### YOUR TASK:
Identify and pull out each line of the entries in which "Mitigation" occurs.

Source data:
○ ○ ○ ○ ○

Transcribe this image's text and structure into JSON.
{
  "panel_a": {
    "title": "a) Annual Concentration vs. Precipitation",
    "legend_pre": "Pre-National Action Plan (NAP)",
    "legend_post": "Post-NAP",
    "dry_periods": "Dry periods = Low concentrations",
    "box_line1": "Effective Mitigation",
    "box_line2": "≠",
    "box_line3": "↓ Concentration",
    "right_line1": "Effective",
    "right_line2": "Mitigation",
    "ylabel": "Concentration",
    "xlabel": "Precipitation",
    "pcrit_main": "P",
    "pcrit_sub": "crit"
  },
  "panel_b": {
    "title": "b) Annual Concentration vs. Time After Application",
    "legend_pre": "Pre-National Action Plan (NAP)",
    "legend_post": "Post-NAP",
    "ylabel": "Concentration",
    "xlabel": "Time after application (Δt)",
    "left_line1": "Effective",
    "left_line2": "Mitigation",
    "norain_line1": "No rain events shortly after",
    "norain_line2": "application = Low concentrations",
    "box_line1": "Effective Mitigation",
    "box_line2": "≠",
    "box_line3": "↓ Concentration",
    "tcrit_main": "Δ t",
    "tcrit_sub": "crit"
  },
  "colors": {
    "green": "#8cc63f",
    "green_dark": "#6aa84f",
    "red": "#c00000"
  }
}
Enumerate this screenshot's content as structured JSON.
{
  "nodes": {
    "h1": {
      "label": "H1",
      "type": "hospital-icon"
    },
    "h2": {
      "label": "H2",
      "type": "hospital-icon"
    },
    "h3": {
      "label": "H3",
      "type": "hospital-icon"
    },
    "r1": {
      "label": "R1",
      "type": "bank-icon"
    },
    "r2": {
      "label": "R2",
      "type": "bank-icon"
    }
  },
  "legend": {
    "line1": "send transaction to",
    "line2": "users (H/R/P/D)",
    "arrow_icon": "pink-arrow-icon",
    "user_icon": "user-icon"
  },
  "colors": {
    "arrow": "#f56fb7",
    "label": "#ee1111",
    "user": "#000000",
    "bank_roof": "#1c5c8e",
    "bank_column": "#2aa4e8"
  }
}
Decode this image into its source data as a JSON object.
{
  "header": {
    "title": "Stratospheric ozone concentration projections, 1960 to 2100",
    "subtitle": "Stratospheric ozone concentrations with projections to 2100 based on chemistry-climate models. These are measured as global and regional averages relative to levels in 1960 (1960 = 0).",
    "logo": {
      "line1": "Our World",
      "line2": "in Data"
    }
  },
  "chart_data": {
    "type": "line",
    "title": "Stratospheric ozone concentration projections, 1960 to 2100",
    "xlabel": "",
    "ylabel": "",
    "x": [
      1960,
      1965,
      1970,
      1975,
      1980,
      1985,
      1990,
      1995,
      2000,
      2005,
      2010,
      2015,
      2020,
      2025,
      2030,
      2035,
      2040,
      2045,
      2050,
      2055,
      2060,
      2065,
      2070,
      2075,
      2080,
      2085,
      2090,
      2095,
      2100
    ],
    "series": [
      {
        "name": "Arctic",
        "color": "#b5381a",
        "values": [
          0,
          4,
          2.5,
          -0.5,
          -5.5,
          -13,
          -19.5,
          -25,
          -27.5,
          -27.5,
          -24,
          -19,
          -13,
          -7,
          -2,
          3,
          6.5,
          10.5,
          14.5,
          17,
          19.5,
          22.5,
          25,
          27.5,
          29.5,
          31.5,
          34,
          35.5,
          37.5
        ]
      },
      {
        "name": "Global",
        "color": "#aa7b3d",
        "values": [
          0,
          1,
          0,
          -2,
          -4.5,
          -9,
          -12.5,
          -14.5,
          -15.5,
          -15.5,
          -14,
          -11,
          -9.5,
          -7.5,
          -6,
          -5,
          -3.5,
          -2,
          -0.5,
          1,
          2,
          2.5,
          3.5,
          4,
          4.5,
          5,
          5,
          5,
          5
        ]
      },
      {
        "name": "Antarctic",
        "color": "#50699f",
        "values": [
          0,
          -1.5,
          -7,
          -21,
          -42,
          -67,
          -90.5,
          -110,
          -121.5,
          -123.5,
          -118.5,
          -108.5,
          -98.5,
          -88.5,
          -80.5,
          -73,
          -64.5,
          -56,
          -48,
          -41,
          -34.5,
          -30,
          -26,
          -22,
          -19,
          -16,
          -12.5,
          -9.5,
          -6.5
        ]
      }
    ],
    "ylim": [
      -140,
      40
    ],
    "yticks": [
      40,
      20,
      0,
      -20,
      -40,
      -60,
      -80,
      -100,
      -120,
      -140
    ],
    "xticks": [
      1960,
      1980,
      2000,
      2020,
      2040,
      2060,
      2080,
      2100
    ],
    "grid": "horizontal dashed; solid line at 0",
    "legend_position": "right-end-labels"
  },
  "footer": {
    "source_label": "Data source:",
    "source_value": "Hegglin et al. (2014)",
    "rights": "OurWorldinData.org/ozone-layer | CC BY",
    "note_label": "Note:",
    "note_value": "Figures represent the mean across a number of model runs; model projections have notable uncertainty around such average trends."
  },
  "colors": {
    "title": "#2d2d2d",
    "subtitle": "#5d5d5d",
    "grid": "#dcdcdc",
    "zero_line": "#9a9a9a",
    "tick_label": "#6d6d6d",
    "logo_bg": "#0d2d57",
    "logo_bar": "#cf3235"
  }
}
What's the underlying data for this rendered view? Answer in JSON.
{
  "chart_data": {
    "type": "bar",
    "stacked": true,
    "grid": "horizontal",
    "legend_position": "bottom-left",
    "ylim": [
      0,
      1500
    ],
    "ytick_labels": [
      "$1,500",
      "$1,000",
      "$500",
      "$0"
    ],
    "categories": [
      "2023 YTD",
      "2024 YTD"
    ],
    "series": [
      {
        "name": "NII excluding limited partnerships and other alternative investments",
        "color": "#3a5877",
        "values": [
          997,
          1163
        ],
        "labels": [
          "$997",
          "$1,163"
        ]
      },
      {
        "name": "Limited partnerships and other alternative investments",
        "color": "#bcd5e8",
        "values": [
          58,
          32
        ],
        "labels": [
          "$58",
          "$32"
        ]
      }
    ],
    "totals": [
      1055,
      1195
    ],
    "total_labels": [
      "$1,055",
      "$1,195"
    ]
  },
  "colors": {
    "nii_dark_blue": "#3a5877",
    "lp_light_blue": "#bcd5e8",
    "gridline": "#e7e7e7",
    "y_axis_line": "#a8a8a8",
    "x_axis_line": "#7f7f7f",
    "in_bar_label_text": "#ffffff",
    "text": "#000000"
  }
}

○ ○ ○ ○ ○

### RESULT OF THE EXERCISE:
    "box_line1": "Effective Mitigation",
    "right_line2": "Mitigation",
    "left_line2": "Mitigation",
    "box_line1": "Effective Mitigation",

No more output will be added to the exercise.